> _Problem statement_:
Return all entries precisely as they stand, without the images.

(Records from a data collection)
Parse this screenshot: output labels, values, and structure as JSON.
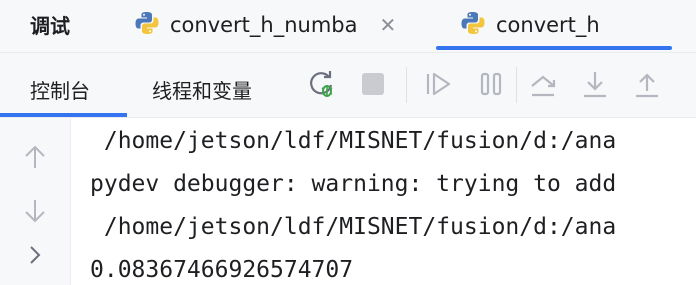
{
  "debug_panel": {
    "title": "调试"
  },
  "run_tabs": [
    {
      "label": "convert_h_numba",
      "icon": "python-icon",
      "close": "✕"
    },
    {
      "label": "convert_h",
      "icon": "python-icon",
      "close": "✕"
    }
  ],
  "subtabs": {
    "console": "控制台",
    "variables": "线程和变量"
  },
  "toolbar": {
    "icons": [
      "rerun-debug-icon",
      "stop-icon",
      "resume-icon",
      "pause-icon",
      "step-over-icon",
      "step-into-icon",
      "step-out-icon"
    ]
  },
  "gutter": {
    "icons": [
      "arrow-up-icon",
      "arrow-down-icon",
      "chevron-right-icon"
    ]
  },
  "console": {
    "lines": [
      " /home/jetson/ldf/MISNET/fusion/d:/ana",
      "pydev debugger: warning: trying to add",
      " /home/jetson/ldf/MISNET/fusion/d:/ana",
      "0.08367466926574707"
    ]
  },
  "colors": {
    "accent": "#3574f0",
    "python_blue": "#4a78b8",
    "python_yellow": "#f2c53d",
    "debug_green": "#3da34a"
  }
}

> _Solution to this exercise_:
Parse this screenshot: output labels, values, and structure as JSON.
{
  "debug_panel": {
    "title": "调试"
  },
  "run_tabs": [
    {
      "label": "convert_h_numba",
      "icon": "python-icon",
      "close": "✕"
    },
    {
      "label": "convert_h",
      "icon": "python-icon",
      "close": "✕"
    }
  ],
  "subtabs": {
    "console": "控制台",
    "variables": "线程和变量"
  },
  "toolbar": {
    "icons": [
      "rerun-debug-icon",
      "stop-icon",
      "resume-icon",
      "pause-icon",
      "step-over-icon",
      "step-into-icon",
      "step-out-icon"
    ]
  },
  "gutter": {
    "icons": [
      "arrow-up-icon",
      "arrow-down-icon",
      "chevron-right-icon"
    ]
  },
  "console": {
    "lines": [
      " /home/jetson/ldf/MISNET/fusion/d:/ana",
      "pydev debugger: warning: trying to add",
      " /home/jetson/ldf/MISNET/fusion/d:/ana",
      "0.08367466926574707"
    ]
  },
  "colors": {
    "accent": "#3574f0",
    "python_blue": "#4a78b8",
    "python_yellow": "#f2c53d",
    "debug_green": "#3da34a"
  }
}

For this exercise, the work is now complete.